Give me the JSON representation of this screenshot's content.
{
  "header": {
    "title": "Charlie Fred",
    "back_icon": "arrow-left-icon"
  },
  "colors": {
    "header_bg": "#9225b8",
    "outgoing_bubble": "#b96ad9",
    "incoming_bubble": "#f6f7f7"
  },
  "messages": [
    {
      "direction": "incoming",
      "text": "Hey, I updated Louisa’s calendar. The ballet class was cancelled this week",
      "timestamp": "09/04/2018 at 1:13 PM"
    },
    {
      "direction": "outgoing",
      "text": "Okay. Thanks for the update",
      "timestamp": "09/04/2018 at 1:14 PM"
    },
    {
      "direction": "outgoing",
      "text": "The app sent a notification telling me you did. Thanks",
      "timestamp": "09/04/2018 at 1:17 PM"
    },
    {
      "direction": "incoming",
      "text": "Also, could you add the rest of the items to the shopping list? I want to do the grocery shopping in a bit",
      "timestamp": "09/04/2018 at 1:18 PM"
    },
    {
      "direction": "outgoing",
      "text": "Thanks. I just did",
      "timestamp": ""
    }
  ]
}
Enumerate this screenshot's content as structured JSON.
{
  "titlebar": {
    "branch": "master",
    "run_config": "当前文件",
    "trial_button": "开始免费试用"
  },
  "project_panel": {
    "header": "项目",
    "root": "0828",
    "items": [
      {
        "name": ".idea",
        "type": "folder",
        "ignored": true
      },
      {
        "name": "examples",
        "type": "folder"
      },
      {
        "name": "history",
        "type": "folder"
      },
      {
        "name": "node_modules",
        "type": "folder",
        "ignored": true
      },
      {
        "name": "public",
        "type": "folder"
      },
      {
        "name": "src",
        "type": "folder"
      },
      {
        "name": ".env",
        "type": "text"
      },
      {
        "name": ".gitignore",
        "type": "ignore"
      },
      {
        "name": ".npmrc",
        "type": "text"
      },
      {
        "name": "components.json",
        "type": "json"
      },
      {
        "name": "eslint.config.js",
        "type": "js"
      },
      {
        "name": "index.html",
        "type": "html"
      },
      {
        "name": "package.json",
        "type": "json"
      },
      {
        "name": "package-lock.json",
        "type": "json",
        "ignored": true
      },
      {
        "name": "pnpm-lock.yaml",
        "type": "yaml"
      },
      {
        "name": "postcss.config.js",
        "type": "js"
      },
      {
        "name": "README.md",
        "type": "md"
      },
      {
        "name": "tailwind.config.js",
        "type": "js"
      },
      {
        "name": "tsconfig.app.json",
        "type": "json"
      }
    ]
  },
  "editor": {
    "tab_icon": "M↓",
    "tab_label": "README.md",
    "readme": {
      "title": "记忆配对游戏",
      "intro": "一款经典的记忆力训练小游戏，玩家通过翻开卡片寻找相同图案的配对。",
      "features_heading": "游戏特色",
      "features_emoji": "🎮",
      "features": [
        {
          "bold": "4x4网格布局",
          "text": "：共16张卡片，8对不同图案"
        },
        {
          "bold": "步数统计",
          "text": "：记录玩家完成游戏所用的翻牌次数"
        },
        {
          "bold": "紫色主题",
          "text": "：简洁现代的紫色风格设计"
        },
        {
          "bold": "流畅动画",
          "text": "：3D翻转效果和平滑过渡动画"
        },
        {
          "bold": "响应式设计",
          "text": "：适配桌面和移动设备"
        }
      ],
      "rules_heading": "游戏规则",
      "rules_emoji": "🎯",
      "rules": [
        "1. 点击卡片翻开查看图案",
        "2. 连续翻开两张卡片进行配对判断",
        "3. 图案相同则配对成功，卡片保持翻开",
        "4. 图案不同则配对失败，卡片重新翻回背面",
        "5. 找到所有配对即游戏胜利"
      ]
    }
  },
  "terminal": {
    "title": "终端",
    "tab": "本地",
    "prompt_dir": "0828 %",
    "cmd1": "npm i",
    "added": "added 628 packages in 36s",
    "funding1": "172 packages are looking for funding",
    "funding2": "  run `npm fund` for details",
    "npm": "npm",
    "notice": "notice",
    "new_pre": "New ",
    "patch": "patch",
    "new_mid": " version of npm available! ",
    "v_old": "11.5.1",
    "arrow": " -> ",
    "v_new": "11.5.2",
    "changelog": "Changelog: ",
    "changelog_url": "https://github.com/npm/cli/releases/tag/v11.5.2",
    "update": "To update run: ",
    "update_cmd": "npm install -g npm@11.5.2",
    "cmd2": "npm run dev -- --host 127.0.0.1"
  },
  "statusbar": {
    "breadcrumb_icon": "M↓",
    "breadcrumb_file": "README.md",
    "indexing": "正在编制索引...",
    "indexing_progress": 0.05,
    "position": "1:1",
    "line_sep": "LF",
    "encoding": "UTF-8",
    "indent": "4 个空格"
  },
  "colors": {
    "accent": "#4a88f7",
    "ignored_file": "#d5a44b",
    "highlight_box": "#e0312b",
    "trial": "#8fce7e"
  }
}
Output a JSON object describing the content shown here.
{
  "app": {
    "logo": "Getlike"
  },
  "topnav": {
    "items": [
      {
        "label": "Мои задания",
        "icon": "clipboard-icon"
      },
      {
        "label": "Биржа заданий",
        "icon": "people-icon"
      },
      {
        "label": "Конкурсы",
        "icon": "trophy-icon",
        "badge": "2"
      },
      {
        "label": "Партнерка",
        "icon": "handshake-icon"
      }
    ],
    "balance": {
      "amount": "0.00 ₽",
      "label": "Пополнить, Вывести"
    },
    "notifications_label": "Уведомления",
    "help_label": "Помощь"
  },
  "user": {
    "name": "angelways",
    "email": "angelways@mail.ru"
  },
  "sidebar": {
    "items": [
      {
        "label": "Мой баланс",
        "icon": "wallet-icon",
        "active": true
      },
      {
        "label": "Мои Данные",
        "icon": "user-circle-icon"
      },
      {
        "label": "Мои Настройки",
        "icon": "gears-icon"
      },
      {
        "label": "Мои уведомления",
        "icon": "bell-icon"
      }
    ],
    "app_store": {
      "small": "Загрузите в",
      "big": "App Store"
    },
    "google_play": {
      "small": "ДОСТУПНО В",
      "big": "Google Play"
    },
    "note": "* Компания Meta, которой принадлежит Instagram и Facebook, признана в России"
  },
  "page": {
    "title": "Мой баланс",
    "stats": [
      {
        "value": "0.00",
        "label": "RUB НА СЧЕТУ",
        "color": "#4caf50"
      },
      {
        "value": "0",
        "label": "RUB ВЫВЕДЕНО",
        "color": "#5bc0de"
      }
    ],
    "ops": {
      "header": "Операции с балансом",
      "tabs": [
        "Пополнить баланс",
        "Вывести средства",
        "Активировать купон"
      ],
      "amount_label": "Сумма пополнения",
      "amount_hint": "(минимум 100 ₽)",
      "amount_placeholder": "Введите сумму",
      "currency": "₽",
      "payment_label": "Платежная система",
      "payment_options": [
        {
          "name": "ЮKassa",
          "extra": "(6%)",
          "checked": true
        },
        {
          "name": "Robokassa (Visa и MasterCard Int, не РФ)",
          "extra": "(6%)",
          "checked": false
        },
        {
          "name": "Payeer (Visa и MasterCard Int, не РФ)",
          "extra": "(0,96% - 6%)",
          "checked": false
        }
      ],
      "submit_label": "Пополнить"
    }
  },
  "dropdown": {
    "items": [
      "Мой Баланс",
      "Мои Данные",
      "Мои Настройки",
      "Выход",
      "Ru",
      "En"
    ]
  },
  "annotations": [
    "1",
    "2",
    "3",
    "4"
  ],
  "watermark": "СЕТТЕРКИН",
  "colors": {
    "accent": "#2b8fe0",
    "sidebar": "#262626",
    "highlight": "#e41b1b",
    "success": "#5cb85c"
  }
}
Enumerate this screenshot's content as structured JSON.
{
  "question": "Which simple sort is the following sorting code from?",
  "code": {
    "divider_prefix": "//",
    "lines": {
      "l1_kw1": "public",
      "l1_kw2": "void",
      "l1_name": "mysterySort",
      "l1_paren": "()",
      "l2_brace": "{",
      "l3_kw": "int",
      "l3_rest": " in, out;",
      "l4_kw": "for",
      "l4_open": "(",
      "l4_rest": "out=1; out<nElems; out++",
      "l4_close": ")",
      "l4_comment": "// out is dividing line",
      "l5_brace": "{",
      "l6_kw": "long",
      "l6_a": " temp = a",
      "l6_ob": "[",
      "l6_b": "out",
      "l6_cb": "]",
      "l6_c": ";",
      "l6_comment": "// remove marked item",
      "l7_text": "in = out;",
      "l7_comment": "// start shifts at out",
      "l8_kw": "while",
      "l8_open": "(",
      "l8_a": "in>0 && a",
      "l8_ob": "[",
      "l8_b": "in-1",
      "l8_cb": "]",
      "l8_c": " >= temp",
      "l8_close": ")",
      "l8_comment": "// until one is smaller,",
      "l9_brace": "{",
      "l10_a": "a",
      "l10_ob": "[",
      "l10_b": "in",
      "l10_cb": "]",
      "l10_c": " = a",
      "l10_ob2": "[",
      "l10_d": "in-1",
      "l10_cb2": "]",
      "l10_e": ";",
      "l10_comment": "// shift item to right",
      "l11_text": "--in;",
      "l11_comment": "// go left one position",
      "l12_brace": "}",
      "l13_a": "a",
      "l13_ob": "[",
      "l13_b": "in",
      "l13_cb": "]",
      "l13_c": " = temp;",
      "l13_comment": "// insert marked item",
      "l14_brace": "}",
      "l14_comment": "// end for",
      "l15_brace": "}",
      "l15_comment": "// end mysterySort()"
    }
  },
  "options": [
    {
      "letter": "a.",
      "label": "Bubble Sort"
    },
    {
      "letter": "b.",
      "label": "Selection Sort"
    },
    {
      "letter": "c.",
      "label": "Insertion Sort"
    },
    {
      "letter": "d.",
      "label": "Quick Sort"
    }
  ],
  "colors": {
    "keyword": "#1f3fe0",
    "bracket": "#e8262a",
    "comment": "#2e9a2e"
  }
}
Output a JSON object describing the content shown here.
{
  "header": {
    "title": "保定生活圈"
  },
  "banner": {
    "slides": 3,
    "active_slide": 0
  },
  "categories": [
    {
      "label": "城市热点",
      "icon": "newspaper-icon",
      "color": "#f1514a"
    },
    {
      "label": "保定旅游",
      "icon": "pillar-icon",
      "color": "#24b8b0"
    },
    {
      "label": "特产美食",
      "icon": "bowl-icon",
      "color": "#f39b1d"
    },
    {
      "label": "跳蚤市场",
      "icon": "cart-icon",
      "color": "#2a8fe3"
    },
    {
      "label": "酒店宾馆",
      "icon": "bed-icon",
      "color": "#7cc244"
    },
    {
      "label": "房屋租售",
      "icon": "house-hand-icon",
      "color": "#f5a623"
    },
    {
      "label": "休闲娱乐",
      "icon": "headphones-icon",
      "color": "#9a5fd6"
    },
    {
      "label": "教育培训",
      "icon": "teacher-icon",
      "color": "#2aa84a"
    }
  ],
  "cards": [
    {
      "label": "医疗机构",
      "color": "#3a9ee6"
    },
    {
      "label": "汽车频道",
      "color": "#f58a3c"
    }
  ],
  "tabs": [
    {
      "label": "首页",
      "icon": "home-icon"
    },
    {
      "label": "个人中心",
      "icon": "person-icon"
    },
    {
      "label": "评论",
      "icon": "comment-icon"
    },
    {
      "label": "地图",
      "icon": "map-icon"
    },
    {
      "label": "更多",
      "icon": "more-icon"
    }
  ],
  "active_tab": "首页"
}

## INSTRUCTIONS FOR THE TASK
Lines containing the word "Thanks" are to be counted in the listing; state their number alone.

## SOLUTION TO THE PROBLEM
3